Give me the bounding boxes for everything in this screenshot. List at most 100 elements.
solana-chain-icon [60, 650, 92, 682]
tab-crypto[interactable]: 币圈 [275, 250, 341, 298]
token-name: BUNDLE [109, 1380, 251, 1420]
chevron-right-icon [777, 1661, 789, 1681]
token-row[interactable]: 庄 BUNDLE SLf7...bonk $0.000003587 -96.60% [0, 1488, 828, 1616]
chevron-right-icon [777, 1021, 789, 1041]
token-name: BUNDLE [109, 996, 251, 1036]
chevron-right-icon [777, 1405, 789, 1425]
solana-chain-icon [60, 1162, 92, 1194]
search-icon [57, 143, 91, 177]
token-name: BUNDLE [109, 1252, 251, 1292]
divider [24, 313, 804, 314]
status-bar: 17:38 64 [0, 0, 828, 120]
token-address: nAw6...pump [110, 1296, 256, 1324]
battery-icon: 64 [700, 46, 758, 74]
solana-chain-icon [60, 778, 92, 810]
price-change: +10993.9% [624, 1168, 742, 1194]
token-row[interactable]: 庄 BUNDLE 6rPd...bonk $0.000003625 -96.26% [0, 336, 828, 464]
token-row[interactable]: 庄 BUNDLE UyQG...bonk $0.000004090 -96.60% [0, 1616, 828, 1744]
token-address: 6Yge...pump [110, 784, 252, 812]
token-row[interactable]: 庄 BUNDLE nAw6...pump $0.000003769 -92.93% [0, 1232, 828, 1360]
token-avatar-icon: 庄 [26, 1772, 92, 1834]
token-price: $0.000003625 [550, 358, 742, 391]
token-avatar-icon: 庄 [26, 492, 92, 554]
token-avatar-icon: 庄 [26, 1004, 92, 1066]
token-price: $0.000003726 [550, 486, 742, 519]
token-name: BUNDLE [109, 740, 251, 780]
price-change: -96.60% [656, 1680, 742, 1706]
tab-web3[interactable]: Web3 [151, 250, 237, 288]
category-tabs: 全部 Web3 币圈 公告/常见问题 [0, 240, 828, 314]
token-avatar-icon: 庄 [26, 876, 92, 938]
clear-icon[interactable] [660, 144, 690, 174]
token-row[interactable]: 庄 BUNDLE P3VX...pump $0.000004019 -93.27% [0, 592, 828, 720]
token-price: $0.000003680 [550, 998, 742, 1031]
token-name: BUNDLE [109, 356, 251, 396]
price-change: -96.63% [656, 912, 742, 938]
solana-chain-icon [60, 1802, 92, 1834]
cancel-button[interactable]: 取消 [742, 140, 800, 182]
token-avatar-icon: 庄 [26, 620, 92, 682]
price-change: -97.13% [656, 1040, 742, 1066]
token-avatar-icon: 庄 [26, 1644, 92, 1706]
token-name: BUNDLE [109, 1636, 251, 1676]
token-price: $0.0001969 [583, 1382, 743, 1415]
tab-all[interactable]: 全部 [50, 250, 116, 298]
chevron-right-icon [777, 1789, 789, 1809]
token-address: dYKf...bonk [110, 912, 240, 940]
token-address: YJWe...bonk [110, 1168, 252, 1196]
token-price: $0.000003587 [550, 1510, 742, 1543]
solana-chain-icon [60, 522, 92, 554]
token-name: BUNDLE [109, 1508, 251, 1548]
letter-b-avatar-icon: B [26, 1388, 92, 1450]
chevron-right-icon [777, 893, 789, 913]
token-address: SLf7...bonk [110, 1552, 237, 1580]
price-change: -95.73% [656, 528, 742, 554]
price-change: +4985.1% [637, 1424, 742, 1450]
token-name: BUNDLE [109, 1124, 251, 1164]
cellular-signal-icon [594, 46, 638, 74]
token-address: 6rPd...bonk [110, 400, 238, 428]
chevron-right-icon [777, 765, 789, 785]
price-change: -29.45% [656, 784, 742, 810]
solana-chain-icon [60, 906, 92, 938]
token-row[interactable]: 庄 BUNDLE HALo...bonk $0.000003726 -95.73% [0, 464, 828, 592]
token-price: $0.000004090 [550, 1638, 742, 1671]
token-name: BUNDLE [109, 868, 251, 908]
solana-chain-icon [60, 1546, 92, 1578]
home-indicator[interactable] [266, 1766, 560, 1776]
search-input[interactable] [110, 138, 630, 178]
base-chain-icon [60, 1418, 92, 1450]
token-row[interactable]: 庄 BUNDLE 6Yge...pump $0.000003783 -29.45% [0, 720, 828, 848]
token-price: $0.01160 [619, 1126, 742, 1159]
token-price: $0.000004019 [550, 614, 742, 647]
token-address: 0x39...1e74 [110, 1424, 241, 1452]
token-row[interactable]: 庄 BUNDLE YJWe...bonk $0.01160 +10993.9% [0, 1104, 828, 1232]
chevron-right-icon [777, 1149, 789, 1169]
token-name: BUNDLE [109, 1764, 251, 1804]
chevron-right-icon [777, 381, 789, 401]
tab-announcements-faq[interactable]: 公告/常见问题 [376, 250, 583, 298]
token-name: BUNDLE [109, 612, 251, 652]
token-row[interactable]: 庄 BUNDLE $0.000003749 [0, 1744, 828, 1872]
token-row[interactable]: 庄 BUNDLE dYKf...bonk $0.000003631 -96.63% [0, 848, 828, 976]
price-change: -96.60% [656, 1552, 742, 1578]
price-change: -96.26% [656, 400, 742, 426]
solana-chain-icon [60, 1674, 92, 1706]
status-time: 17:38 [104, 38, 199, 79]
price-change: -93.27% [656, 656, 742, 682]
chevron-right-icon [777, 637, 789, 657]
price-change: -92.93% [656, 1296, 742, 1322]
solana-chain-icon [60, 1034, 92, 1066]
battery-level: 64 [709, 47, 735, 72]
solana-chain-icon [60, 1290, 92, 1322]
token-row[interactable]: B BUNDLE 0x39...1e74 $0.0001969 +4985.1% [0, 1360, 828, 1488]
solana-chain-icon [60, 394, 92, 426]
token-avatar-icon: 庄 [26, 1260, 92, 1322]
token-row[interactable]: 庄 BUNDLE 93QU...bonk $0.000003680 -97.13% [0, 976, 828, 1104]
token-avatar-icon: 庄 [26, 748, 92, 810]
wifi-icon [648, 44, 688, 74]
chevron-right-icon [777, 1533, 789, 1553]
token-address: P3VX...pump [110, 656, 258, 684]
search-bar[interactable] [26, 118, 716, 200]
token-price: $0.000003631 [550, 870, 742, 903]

*EXERCISE AIM*
Can you copy out all of the records above word for word, changing nothing?

*ANSWER BELOW*
Give me the bounding boxes for everything in this screenshot. List at most 100 elements.
solana-chain-icon [60, 650, 92, 682]
tab-crypto[interactable]: 币圈 [275, 250, 341, 298]
token-name: BUNDLE [109, 1380, 251, 1420]
chevron-right-icon [777, 1661, 789, 1681]
token-row[interactable]: 庄 BUNDLE SLf7...bonk $0.000003587 -96.60% [0, 1488, 828, 1616]
chevron-right-icon [777, 1021, 789, 1041]
token-name: BUNDLE [109, 996, 251, 1036]
chevron-right-icon [777, 1405, 789, 1425]
solana-chain-icon [60, 1162, 92, 1194]
search-icon [57, 143, 91, 177]
token-name: BUNDLE [109, 1252, 251, 1292]
divider [24, 313, 804, 314]
status-bar: 17:38 64 [0, 0, 828, 120]
token-address: nAw6...pump [110, 1296, 256, 1324]
battery-icon: 64 [700, 46, 758, 74]
solana-chain-icon [60, 778, 92, 810]
price-change: +10993.9% [624, 1168, 742, 1194]
token-row[interactable]: 庄 BUNDLE 6rPd...bonk $0.000003625 -96.26% [0, 336, 828, 464]
token-row[interactable]: 庄 BUNDLE UyQG...bonk $0.000004090 -96.60% [0, 1616, 828, 1744]
token-address: 6Yge...pump [110, 784, 252, 812]
token-row[interactable]: 庄 BUNDLE nAw6...pump $0.000003769 -92.93% [0, 1232, 828, 1360]
token-avatar-icon: 庄 [26, 1772, 92, 1834]
token-price: $0.000003625 [550, 358, 742, 391]
token-avatar-icon: 庄 [26, 492, 92, 554]
token-avatar-icon: 庄 [26, 1004, 92, 1066]
token-price: $0.000003726 [550, 486, 742, 519]
token-name: BUNDLE [109, 740, 251, 780]
price-change: -96.60% [656, 1680, 742, 1706]
tab-web3[interactable]: Web3 [151, 250, 237, 288]
category-tabs: 全部 Web3 币圈 公告/常见问题 [0, 240, 828, 314]
token-avatar-icon: 庄 [26, 876, 92, 938]
clear-icon[interactable] [660, 144, 690, 174]
token-row[interactable]: 庄 BUNDLE P3VX...pump $0.000004019 -93.27% [0, 592, 828, 720]
token-price: $0.000003680 [550, 998, 742, 1031]
token-name: BUNDLE [109, 356, 251, 396]
price-change: -96.63% [656, 912, 742, 938]
solana-chain-icon [60, 1802, 92, 1834]
cancel-button[interactable]: 取消 [742, 140, 800, 182]
token-avatar-icon: 庄 [26, 620, 92, 682]
price-change: -97.13% [656, 1040, 742, 1066]
token-avatar-icon: 庄 [26, 1644, 92, 1706]
token-name: BUNDLE [109, 1636, 251, 1676]
token-price: $0.0001969 [583, 1382, 743, 1415]
tab-all[interactable]: 全部 [50, 250, 116, 298]
chevron-right-icon [777, 1789, 789, 1809]
token-address: dYKf...bonk [110, 912, 240, 940]
token-address: YJWe...bonk [110, 1168, 252, 1196]
token-price: $0.000003587 [550, 1510, 742, 1543]
solana-chain-icon [60, 522, 92, 554]
token-name: BUNDLE [109, 1508, 251, 1548]
letter-b-avatar-icon: B [26, 1388, 92, 1450]
chevron-right-icon [777, 893, 789, 913]
token-address: SLf7...bonk [110, 1552, 237, 1580]
price-change: -95.73% [656, 528, 742, 554]
price-change: +4985.1% [637, 1424, 742, 1450]
token-name: BUNDLE [109, 1124, 251, 1164]
cellular-signal-icon [594, 46, 638, 74]
token-address: 6rPd...bonk [110, 400, 238, 428]
chevron-right-icon [777, 765, 789, 785]
price-change: -29.45% [656, 784, 742, 810]
solana-chain-icon [60, 906, 92, 938]
token-row[interactable]: 庄 BUNDLE HALo...bonk $0.000003726 -95.73% [0, 464, 828, 592]
token-price: $0.000004090 [550, 1638, 742, 1671]
token-name: BUNDLE [109, 868, 251, 908]
solana-chain-icon [60, 1546, 92, 1578]
home-indicator[interactable] [266, 1766, 560, 1776]
search-input[interactable] [110, 138, 630, 178]
base-chain-icon [60, 1418, 92, 1450]
token-row[interactable]: 庄 BUNDLE 6Yge...pump $0.000003783 -29.45% [0, 720, 828, 848]
token-price: $0.01160 [619, 1126, 742, 1159]
token-price: $0.000004019 [550, 614, 742, 647]
token-address: 0x39...1e74 [110, 1424, 241, 1452]
token-row[interactable]: 庄 BUNDLE YJWe...bonk $0.01160 +10993.9% [0, 1104, 828, 1232]
chevron-right-icon [777, 1149, 789, 1169]
token-name: BUNDLE [109, 1764, 251, 1804]
chevron-right-icon [777, 381, 789, 401]
tab-announcements-faq[interactable]: 公告/常见问题 [376, 250, 583, 298]
token-name: BUNDLE [109, 612, 251, 652]
token-row[interactable]: 庄 BUNDLE $0.000003749 [0, 1744, 828, 1872]
token-row[interactable]: 庄 BUNDLE dYKf...bonk $0.000003631 -96.63% [0, 848, 828, 976]
price-change: -96.60% [656, 1552, 742, 1578]
price-change: -96.26% [656, 400, 742, 426]
solana-chain-icon [60, 1674, 92, 1706]
status-time: 17:38 [104, 38, 199, 79]
price-change: -93.27% [656, 656, 742, 682]
chevron-right-icon [777, 637, 789, 657]
price-change: -92.93% [656, 1296, 742, 1322]
solana-chain-icon [60, 1034, 92, 1066]
battery-level: 64 [709, 47, 735, 72]
solana-chain-icon [60, 1290, 92, 1322]
token-row[interactable]: B BUNDLE 0x39...1e74 $0.0001969 +4985.1% [0, 1360, 828, 1488]
solana-chain-icon [60, 394, 92, 426]
token-avatar-icon: 庄 [26, 1260, 92, 1322]
token-row[interactable]: 庄 BUNDLE 93QU...bonk $0.000003680 -97.13% [0, 976, 828, 1104]
token-avatar-icon: 庄 [26, 748, 92, 810]
wifi-icon [648, 44, 688, 74]
chevron-right-icon [777, 1533, 789, 1553]
token-address: P3VX...pump [110, 656, 258, 684]
search-bar[interactable] [26, 118, 716, 200]
token-price: $0.000003631 [550, 870, 742, 903]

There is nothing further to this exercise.